(Dataset items)
▼▼▼

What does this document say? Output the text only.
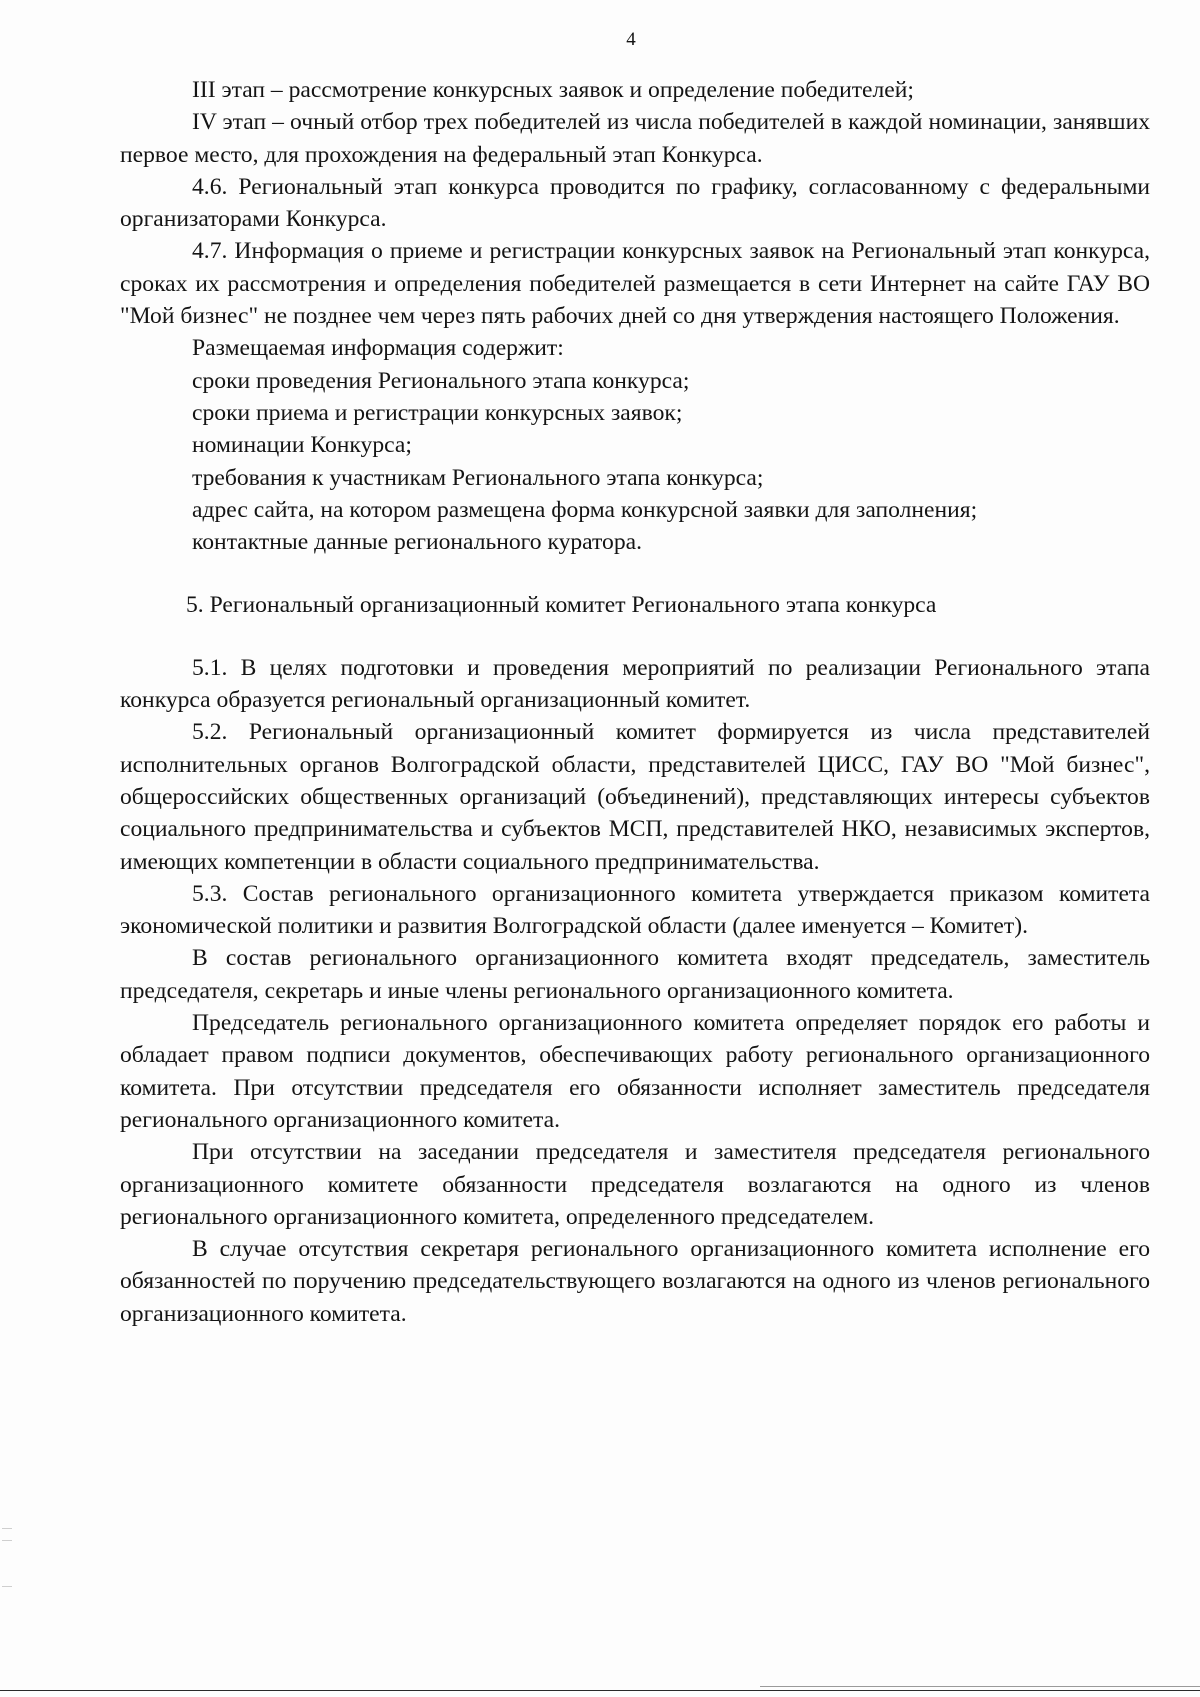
4

III этап – рассмотрение конкурсных заявок и определение победителей;

IV этап – очный отбор трех победителей из числа победителей в каждой номинации, занявших первое место, для прохождения на федеральный этап Конкурса.

4.6. Региональный этап конкурса проводится по графику, согласованному с федеральными организаторами Конкурса.

4.7. Информация о приеме и регистрации конкурсных заявок на Региональный этап конкурса, сроках их рассмотрения и определения победителей размещается в сети Интернет на сайте ГАУ ВО "Мой бизнес" не позднее чем через пять рабочих дней со дня утверждения настоящего Положения.

Размещаемая информация содержит:

сроки проведения Регионального этапа конкурса;

сроки приема и регистрации конкурсных заявок;

номинации Конкурса;

требования к участникам Регионального этапа конкурса;

адрес сайта, на котором размещена форма конкурсной заявки для заполнения;

контактные данные регионального куратора.

5. Региональный организационный комитет Регионального этапа конкурса

5.1. В целях подготовки и проведения мероприятий по реализации Регионального этапа конкурса образуется региональный организационный комитет.

5.2. Региональный организационный комитет формируется из числа представителей исполнительных органов Волгоградской области, представителей ЦИСС, ГАУ ВО "Мой бизнес", общероссийских общественных организаций (объединений), представляющих интересы субъектов социального предпринимательства и субъектов МСП, представителей НКО, независимых экспертов, имеющих компетенции в области социального предпринимательства.

5.3. Состав регионального организационного комитета утверждается приказом комитета экономической политики и развития Волгоградской области (далее именуется – Комитет).

В состав регионального организационного комитета входят председатель, заместитель председателя, секретарь и иные члены регионального организационного комитета.

Председатель регионального организационного комитета определяет порядок его работы и обладает правом подписи документов, обеспечивающих работу регионального организационного комитета. При отсутствии председателя его обязанности исполняет заместитель председателя регионального организационного комитета.

При отсутствии на заседании председателя и заместителя председателя регионального организационного комитете обязанности председателя возлагаются на одного из членов регионального организационного комитета, определенного председателем.

В случае отсутствия секретаря регионального организационного комитета исполнение его обязанностей по поручению председательствующего возлагаются на одного из членов регионального организационного комитета.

▲▲▲

■ Objective ■
Pick out all the lines with the word "сроки" in them and copy them.

■ Solution ■
сроки проведения Регионального этапа конкурса;
сроки приема и регистрации конкурсных заявок;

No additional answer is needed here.